Your instructions
Your answer is a copy of every line in the records where "JSON" appears.

::: Records for the task

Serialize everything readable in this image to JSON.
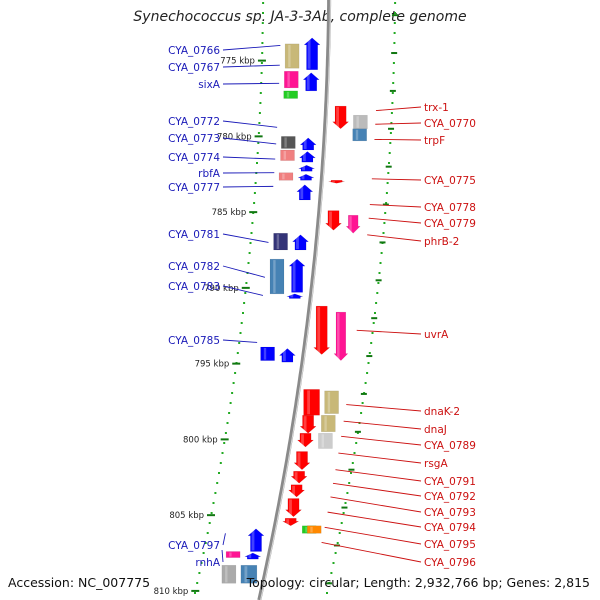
{
  "header": {
    "title": "Synechococcus sp. JA-3-3Ab, complete genome"
  },
  "footer": {
    "accession": "Accession: NC_007775",
    "topology": "Topology: circular; Length: 2,932,766 bp; Genes: 2,815"
  },
  "kbp_ticks": [
    {
      "label": "775 kbp",
      "kbp": 775
    },
    {
      "label": "780 kbp",
      "kbp": 780
    },
    {
      "label": "785 kbp",
      "kbp": 785
    },
    {
      "label": "790 kbp",
      "kbp": 790
    },
    {
      "label": "795 kbp",
      "kbp": 795
    },
    {
      "label": "800 kbp",
      "kbp": 800
    },
    {
      "label": "805 kbp",
      "kbp": 805
    },
    {
      "label": "810 kbp",
      "kbp": 810
    }
  ],
  "genes_left": [
    {
      "name": "CYA_0766",
      "kbp": 774.0
    },
    {
      "name": "CYA_0767",
      "kbp": 775.3
    },
    {
      "name": "sixA",
      "kbp": 776.5
    },
    {
      "name": "CYA_0772",
      "kbp": 779.4
    },
    {
      "name": "CYA_0773",
      "kbp": 780.5
    },
    {
      "name": "CYA_0774",
      "kbp": 781.5
    },
    {
      "name": "rbfA",
      "kbp": 782.4
    },
    {
      "name": "CYA_0777",
      "kbp": 783.3
    },
    {
      "name": "CYA_0781",
      "kbp": 787.0
    },
    {
      "name": "CYA_0782",
      "kbp": 789.3
    },
    {
      "name": "CYA_0783",
      "kbp": 790.5
    },
    {
      "name": "CYA_0785",
      "kbp": 793.6
    },
    {
      "name": "CYA_0797",
      "kbp": 806.2
    },
    {
      "name": "rnhA",
      "kbp": 807.3
    }
  ],
  "genes_right": [
    {
      "name": "trx-1",
      "kbp": 778.3
    },
    {
      "name": "CYA_0770",
      "kbp": 779.2
    },
    {
      "name": "trpF",
      "kbp": 780.2
    },
    {
      "name": "CYA_0775",
      "kbp": 782.8
    },
    {
      "name": "CYA_0778",
      "kbp": 784.5
    },
    {
      "name": "CYA_0779",
      "kbp": 785.4
    },
    {
      "name": "phrB-2",
      "kbp": 786.5
    },
    {
      "name": "uvrA",
      "kbp": 792.8
    },
    {
      "name": "dnaK-2",
      "kbp": 797.7
    },
    {
      "name": "dnaJ",
      "kbp": 798.8
    },
    {
      "name": "CYA_0789",
      "kbp": 799.8
    },
    {
      "name": "rsgA",
      "kbp": 800.9
    },
    {
      "name": "CYA_0791",
      "kbp": 802.0
    },
    {
      "name": "CYA_0792",
      "kbp": 802.9
    },
    {
      "name": "CYA_0793",
      "kbp": 803.8
    },
    {
      "name": "CYA_0794",
      "kbp": 804.8
    },
    {
      "name": "CYA_0795",
      "kbp": 805.8
    },
    {
      "name": "CYA_0796",
      "kbp": 806.8
    }
  ],
  "features": [
    {
      "track": -2,
      "start": 773.9,
      "end": 775.5,
      "color": "#c8b878",
      "arrow": false
    },
    {
      "track": -1,
      "start": 773.5,
      "end": 775.6,
      "color": "#0000ff",
      "arrow": true,
      "dir": -1
    },
    {
      "track": -2,
      "start": 775.7,
      "end": 776.8,
      "color": "#ff1493",
      "arrow": false
    },
    {
      "track": -1,
      "start": 775.8,
      "end": 777.0,
      "color": "#0000ff",
      "arrow": true,
      "dir": -1
    },
    {
      "track": -2,
      "start": 777.0,
      "end": 777.5,
      "color": "#22cc22",
      "arrow": false
    },
    {
      "track": 1,
      "start": 778.0,
      "end": 779.5,
      "color": "#ff0000",
      "arrow": true,
      "dir": 1
    },
    {
      "track": 2,
      "start": 778.6,
      "end": 779.5,
      "color": "#bbbbbb",
      "arrow": false
    },
    {
      "track": 2,
      "start": 779.5,
      "end": 780.3,
      "color": "#4682b4",
      "arrow": false
    },
    {
      "track": -2,
      "start": 780.0,
      "end": 780.8,
      "color": "#555555",
      "arrow": false
    },
    {
      "track": -1,
      "start": 780.1,
      "end": 780.9,
      "color": "#0000ff",
      "arrow": true,
      "dir": -1
    },
    {
      "track": -2,
      "start": 780.9,
      "end": 781.6,
      "color": "#f08080",
      "arrow": false
    },
    {
      "track": -1,
      "start": 781.0,
      "end": 781.7,
      "color": "#0000ff",
      "arrow": true,
      "dir": -1
    },
    {
      "track": -1,
      "start": 781.9,
      "end": 782.3,
      "color": "#0000ff",
      "arrow": true,
      "dir": -1
    },
    {
      "track": -2,
      "start": 782.4,
      "end": 782.9,
      "color": "#f08080",
      "arrow": false
    },
    {
      "track": -1,
      "start": 782.5,
      "end": 782.9,
      "color": "#0000ff",
      "arrow": true,
      "dir": -1
    },
    {
      "track": 1,
      "start": 782.9,
      "end": 783.1,
      "color": "#ff0000",
      "arrow": true,
      "dir": 1
    },
    {
      "track": -1,
      "start": 783.2,
      "end": 784.2,
      "color": "#0000ff",
      "arrow": true,
      "dir": -1
    },
    {
      "track": 1,
      "start": 784.9,
      "end": 786.2,
      "color": "#ff0000",
      "arrow": true,
      "dir": 1
    },
    {
      "track": 2,
      "start": 785.2,
      "end": 786.4,
      "color": "#ff1493",
      "arrow": true,
      "dir": 1
    },
    {
      "track": -2,
      "start": 786.4,
      "end": 787.5,
      "color": "#333377",
      "arrow": false
    },
    {
      "track": -1,
      "start": 786.5,
      "end": 787.5,
      "color": "#0000ff",
      "arrow": true,
      "dir": -1
    },
    {
      "track": -2,
      "start": 788.1,
      "end": 790.4,
      "color": "#4682b4",
      "arrow": false
    },
    {
      "track": -1,
      "start": 788.1,
      "end": 790.3,
      "color": "#0000ff",
      "arrow": true,
      "dir": -1
    },
    {
      "track": -1,
      "start": 790.4,
      "end": 790.7,
      "color": "#0000ff",
      "arrow": true,
      "dir": -1
    },
    {
      "track": 1,
      "start": 791.2,
      "end": 794.4,
      "color": "#ff0000",
      "arrow": true,
      "dir": 1
    },
    {
      "track": 2,
      "start": 791.6,
      "end": 794.8,
      "color": "#ff1493",
      "arrow": true,
      "dir": 1
    },
    {
      "track": -2,
      "start": 793.9,
      "end": 794.8,
      "color": "#0000ff",
      "arrow": false
    },
    {
      "track": -1,
      "start": 794.0,
      "end": 794.9,
      "color": "#0000ff",
      "arrow": true,
      "dir": -1
    },
    {
      "track": 1,
      "start": 796.7,
      "end": 798.4,
      "color": "#ff0000",
      "arrow": false
    },
    {
      "track": 2,
      "start": 796.8,
      "end": 798.3,
      "color": "#c8b878",
      "arrow": false
    },
    {
      "track": 1,
      "start": 798.4,
      "end": 799.6,
      "color": "#ff0000",
      "arrow": true,
      "dir": 1
    },
    {
      "track": 2,
      "start": 798.4,
      "end": 799.5,
      "color": "#c8b878",
      "arrow": false
    },
    {
      "track": 1,
      "start": 799.6,
      "end": 800.5,
      "color": "#ff0000",
      "arrow": true,
      "dir": 1
    },
    {
      "track": 2,
      "start": 799.6,
      "end": 800.6,
      "color": "#cccccc",
      "arrow": false
    },
    {
      "track": 1,
      "start": 800.8,
      "end": 802.0,
      "color": "#ff0000",
      "arrow": true,
      "dir": 1
    },
    {
      "track": 1,
      "start": 802.1,
      "end": 802.9,
      "color": "#ff0000",
      "arrow": true,
      "dir": 1
    },
    {
      "track": 1,
      "start": 803.0,
      "end": 803.8,
      "color": "#ff0000",
      "arrow": true,
      "dir": 1
    },
    {
      "track": 1,
      "start": 803.9,
      "end": 805.1,
      "color": "#ff0000",
      "arrow": true,
      "dir": 1
    },
    {
      "track": 1,
      "start": 805.2,
      "end": 805.7,
      "color": "#ff0000",
      "arrow": true,
      "dir": 1
    },
    {
      "track": 2,
      "start": 805.7,
      "end": 806.2,
      "color": "#22cc22",
      "arrow": false
    },
    {
      "track": 2,
      "start": 805.7,
      "end": 806.2,
      "color": "#ff8800",
      "arrow": false,
      "offset": 5
    },
    {
      "track": -1,
      "start": 805.9,
      "end": 807.4,
      "color": "#0000ff",
      "arrow": true,
      "dir": -1
    },
    {
      "track": -2,
      "start": 807.4,
      "end": 807.8,
      "color": "#ff1493",
      "arrow": false
    },
    {
      "track": -1,
      "start": 807.5,
      "end": 807.9,
      "color": "#0000ff",
      "arrow": true,
      "dir": -1
    },
    {
      "track": -2,
      "start": 808.3,
      "end": 809.5,
      "color": "#aaaaaa",
      "arrow": false
    },
    {
      "track": -1,
      "start": 808.3,
      "end": 809.5,
      "color": "#4682b4",
      "arrow": false
    }
  ]
}
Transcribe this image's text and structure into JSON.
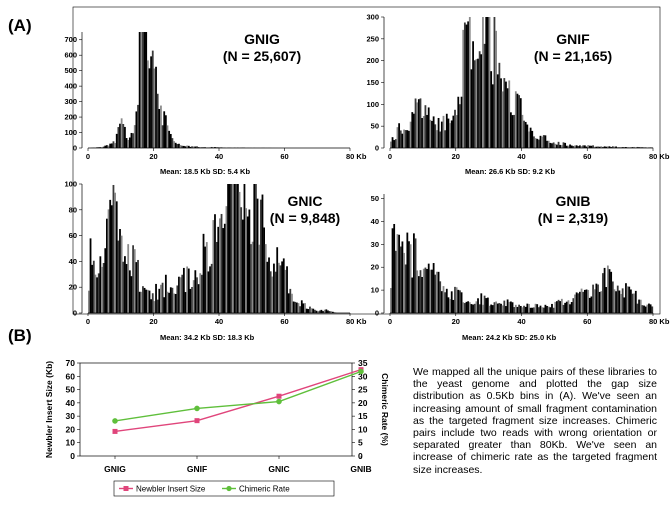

::::::

Answer area
Serialize everything readable in this image to JSON.
Transcribe this image's text and structure into JSON.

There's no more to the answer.